• **Written instruction**:
Copy the rows below word for word, from the first line through the line containing "filter-discount[interactable]: + Discount".

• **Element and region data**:

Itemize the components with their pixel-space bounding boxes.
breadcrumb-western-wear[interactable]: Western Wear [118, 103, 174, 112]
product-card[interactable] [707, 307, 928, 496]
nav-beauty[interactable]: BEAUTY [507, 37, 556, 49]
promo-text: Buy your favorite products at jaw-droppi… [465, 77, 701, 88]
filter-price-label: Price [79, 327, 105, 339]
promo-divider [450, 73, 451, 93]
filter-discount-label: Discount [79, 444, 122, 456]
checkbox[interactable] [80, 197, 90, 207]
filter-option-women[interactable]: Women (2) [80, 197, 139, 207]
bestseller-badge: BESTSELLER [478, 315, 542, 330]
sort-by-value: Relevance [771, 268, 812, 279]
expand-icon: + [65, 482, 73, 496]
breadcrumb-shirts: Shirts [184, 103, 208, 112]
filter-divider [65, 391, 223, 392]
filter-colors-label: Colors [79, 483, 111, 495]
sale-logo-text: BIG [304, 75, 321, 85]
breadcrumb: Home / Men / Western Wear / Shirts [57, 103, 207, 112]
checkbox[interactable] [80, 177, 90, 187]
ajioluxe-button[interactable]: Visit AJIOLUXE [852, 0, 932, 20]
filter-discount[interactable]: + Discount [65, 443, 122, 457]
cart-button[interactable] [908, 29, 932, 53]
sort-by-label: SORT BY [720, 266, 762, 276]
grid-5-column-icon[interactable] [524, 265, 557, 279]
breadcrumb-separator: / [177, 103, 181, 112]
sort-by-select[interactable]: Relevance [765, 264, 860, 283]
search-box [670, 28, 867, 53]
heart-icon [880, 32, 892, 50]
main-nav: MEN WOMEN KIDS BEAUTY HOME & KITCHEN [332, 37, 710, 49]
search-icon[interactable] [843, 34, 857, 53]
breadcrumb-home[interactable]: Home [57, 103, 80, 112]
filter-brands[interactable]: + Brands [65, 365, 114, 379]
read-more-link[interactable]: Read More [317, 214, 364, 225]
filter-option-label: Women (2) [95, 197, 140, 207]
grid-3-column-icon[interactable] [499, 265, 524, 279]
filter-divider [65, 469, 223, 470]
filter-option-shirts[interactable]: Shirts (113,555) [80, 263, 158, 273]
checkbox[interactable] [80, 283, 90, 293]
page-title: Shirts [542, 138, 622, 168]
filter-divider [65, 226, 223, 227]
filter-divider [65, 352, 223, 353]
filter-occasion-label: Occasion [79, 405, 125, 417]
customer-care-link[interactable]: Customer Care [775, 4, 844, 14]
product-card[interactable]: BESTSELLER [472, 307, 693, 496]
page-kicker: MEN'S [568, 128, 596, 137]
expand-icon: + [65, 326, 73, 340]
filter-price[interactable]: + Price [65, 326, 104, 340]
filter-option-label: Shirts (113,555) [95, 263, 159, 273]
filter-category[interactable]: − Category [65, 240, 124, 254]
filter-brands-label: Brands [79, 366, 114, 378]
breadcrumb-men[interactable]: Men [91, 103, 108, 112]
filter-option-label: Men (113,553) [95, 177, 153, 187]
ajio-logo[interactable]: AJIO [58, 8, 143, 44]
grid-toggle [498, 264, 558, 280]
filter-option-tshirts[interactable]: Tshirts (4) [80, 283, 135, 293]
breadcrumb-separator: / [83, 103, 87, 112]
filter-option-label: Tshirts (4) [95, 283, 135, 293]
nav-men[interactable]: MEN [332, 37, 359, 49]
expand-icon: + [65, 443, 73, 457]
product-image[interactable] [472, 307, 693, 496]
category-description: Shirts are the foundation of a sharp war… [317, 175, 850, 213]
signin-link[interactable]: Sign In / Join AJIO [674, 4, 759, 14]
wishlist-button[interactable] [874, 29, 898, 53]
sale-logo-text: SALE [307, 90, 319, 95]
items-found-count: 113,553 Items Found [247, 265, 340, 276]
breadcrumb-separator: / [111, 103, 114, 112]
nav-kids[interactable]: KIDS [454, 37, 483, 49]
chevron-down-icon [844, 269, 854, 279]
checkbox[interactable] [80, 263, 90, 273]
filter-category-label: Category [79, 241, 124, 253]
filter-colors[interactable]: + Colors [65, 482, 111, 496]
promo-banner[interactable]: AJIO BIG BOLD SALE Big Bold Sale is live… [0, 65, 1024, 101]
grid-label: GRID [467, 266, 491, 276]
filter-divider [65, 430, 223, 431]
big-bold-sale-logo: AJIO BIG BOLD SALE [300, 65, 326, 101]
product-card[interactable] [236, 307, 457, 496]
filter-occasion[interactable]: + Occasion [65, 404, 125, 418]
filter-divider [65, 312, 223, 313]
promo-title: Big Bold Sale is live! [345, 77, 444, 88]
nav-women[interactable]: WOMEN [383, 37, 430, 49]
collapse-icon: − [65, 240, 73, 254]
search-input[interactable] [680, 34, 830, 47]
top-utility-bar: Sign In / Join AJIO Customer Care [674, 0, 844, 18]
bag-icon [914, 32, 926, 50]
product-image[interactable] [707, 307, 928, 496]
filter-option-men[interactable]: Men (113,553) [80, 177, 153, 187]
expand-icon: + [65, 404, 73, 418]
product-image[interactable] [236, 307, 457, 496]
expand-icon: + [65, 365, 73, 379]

• **Answer to this problem**:
Itemize the components with their pixel-space bounding boxes.
breadcrumb-western-wear[interactable]: Western Wear [118, 103, 174, 112]
product-card[interactable] [707, 307, 928, 496]
nav-beauty[interactable]: BEAUTY [507, 37, 556, 49]
promo-text: Buy your favorite products at jaw-droppi… [465, 77, 701, 88]
filter-price-label: Price [79, 327, 105, 339]
promo-divider [450, 73, 451, 93]
filter-discount-label: Discount [79, 444, 122, 456]
checkbox[interactable] [80, 197, 90, 207]
filter-option-women[interactable]: Women (2) [80, 197, 139, 207]
bestseller-badge: BESTSELLER [478, 315, 542, 330]
sort-by-value: Relevance [771, 268, 812, 279]
expand-icon: + [65, 482, 73, 496]
breadcrumb-shirts: Shirts [184, 103, 208, 112]
filter-divider [65, 391, 223, 392]
filter-colors-label: Colors [79, 483, 111, 495]
sale-logo-text: BIG [304, 75, 321, 85]
breadcrumb: Home / Men / Western Wear / Shirts [57, 103, 207, 112]
checkbox[interactable] [80, 177, 90, 187]
ajioluxe-button[interactable]: Visit AJIOLUXE [852, 0, 932, 20]
filter-discount[interactable]: + Discount [65, 443, 122, 457]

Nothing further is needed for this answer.